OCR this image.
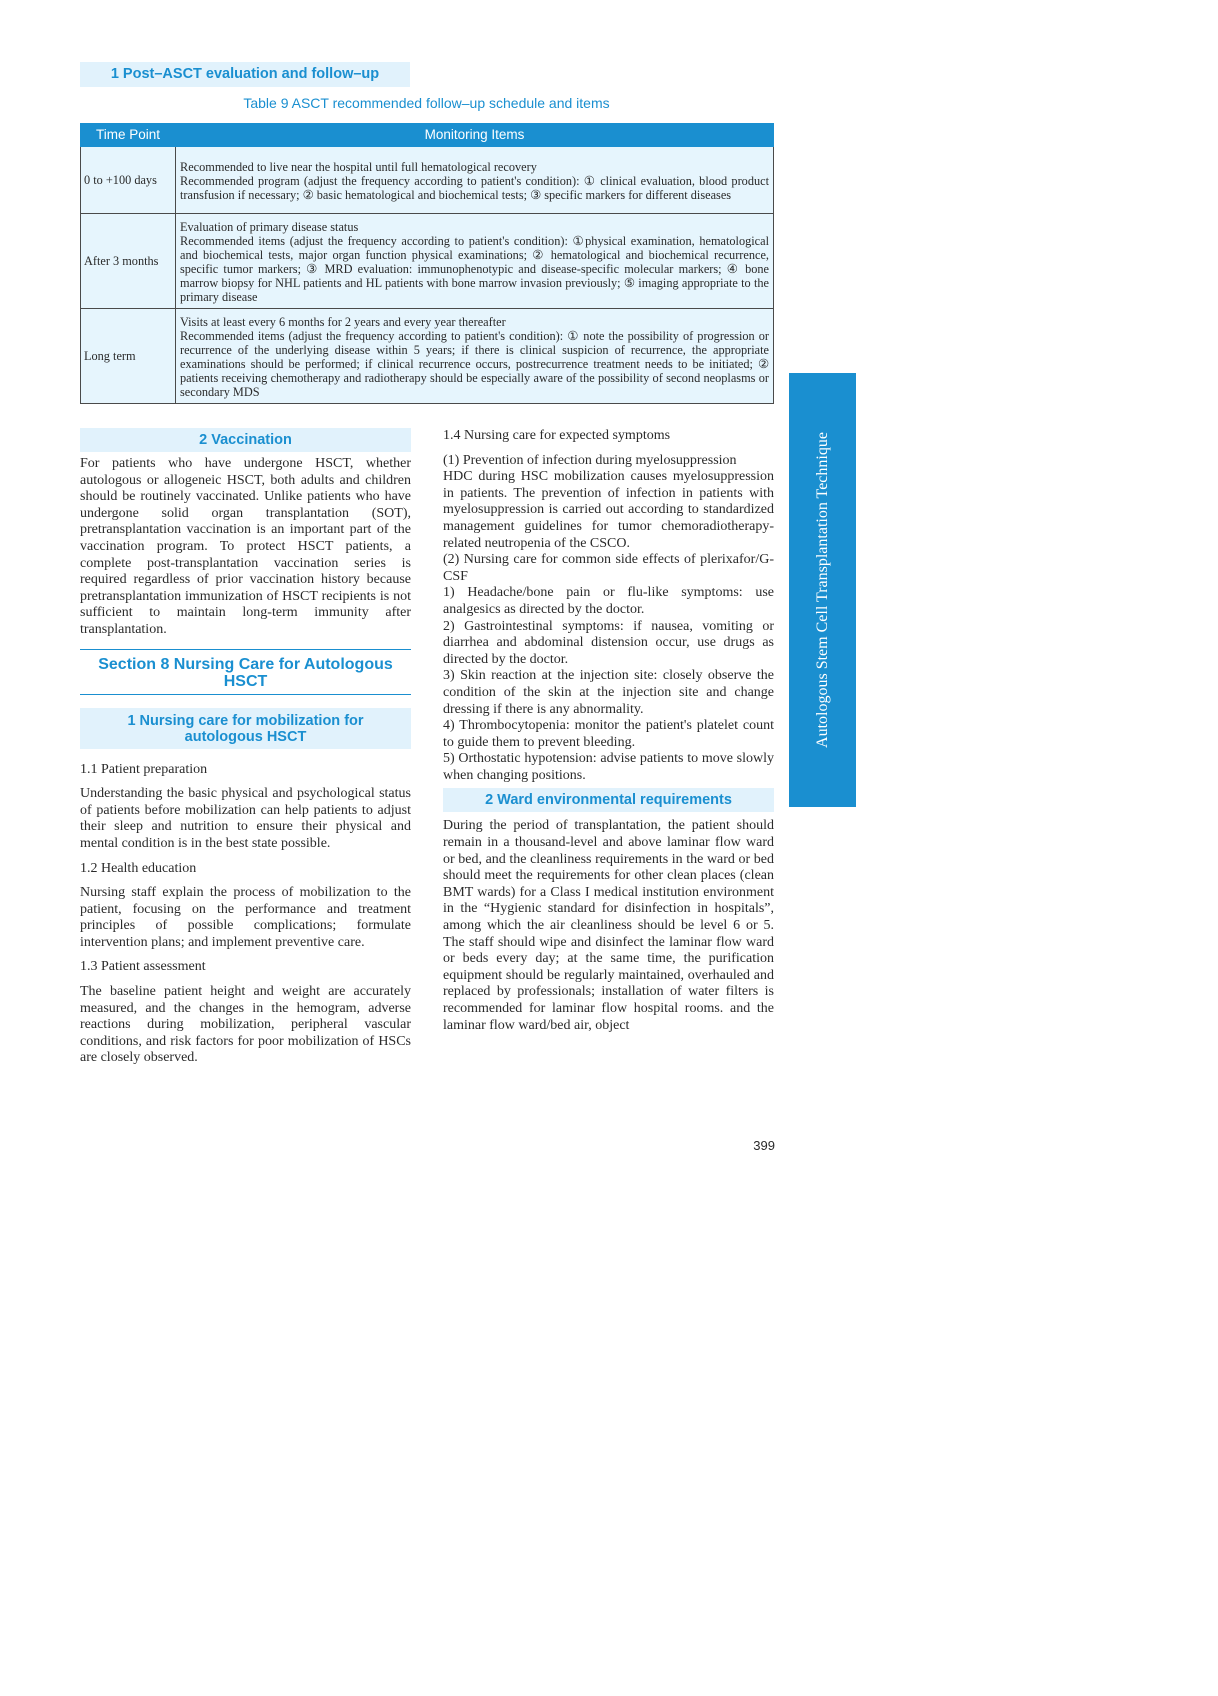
1 Post–ASCT evaluation and follow–up
Table 9 ASCT recommended follow–up schedule and items
Time Point	Monitoring Items
0 to +100 days	Recommended to live near the hospital until full hematological recovery
Recommended program (adjust the frequency according to patient's condition): ① clinical evaluation, blood product transfusion if necessary; ② basic hematological and biochemical tests; ③ specific markers for different diseases
After 3 months	Evaluation of primary disease status
Recommended items (adjust the frequency according to patient's condition): ①physical examination, hematological and biochemical tests, major organ function physical examinations; ② hematological and biochemical recurrence, specific tumor markers; ③ MRD evaluation: immunophenotypic and disease-specific molecular markers; ④ bone marrow biopsy for NHL patients and HL patients with bone marrow invasion previously; ⑤ imaging appropriate to the primary disease
Long term	Visits at least every 6 months for 2 years and every year thereafter
Recommended items (adjust the frequency according to patient's condition): ① note the possibility of progression or recurrence of the underlying disease within 5 years; if there is clinical suspicion of recurrence, the appropriate examinations should be performed; if clinical recurrence occurs, postrecurrence treatment needs to be initiated; ② patients receiving chemotherapy and radiotherapy should be especially aware of the possibility of second neoplasms or secondary MDS
2 Vaccination

For patients who have undergone HSCT, whether autologous or allogeneic HSCT, both adults and children should be routinely vaccinated. Unlike patients who have undergone solid organ transplantation (SOT), pretransplantation vaccination is an important part of the vaccination program. To protect HSCT patients, a complete post-transplantation vaccination series is required regardless of prior vaccination history because pretransplantation immunization of HSCT recipients is not sufficient to maintain long-term immunity after transplantation.

Section 8 Nursing Care for Autologous HSCT
1 Nursing care for mobilization for autologous HSCT

1.1 Patient preparation

Understanding the basic physical and psychological status of patients before mobilization can help patients to adjust their sleep and nutrition to ensure their physical and mental condition is in the best state possible.

1.2 Health education

Nursing staff explain the process of mobilization to the patient, focusing on the performance and treatment principles of possible complications; formulate intervention plans; and implement preventive care.

1.3 Patient assessment

The baseline patient height and weight are accurately measured, and the changes in the hemogram, adverse reactions during mobilization, peripheral vascular conditions, and risk factors for poor mobilization of HSCs are closely observed.

1.4 Nursing care for expected symptoms

(1) Prevention of infection during myelosuppression

HDC during HSC mobilization causes myelosuppression in patients. The prevention of infection in patients with myelosuppression is carried out according to standardized management guidelines for tumor chemoradiotherapy-related neutropenia of the CSCO.

(2) Nursing care for common side effects of plerixafor/G-CSF

1) Headache/bone pain or flu-like symptoms: use analgesics as directed by the doctor.

2) Gastrointestinal symptoms: if nausea, vomiting or diarrhea and abdominal distension occur, use drugs as directed by the doctor.

3) Skin reaction at the injection site: closely observe the condition of the skin at the injection site and change dressing if there is any abnormality.

4) Thrombocytopenia: monitor the patient's platelet count to guide them to prevent bleeding.

5) Orthostatic hypotension: advise patients to move slowly when changing positions.

2 Ward environmental requirements

During the period of transplantation, the patient should remain in a thousand-level and above laminar flow ward or bed, and the cleanliness requirements in the ward or bed should meet the requirements for other clean places (clean BMT wards) for a Class I medical institution environment in the “Hygienic standard for disinfection in hospitals”, among which the air cleanliness should be level 6 or 5. The staff should wipe and disinfect the laminar flow ward or beds every day; at the same time, the purification equipment should be regularly maintained, overhauled and replaced by professionals; installation of water filters is recommended for laminar flow hospital rooms. and the laminar flow ward/bed air, object

Autologous Stem Cell Transplantation Technique
399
----------
What you have to do: Where does "markers" occur in the data? Copy each line that has it.

Expected answer:
Recommended program (adjust the frequency according to patient's condition): ① clinical evaluation, blood product transfusion if necessary; ② basic hematological and biochemical tests; ③ specific markers for different diseases
Recommended items (adjust the frequency according to patient's condition): ①physical examination, hematological and biochemical tests, major organ function physical examinations; ② hematological and biochemical recurrence, specific tumor markers; ③ MRD evaluation: immunophenotypic and disease-specific molecular markers; ④ bone marrow biopsy for NHL patients and HL patients with bone marrow invasion previously; ⑤ imaging appropriate to the primary disease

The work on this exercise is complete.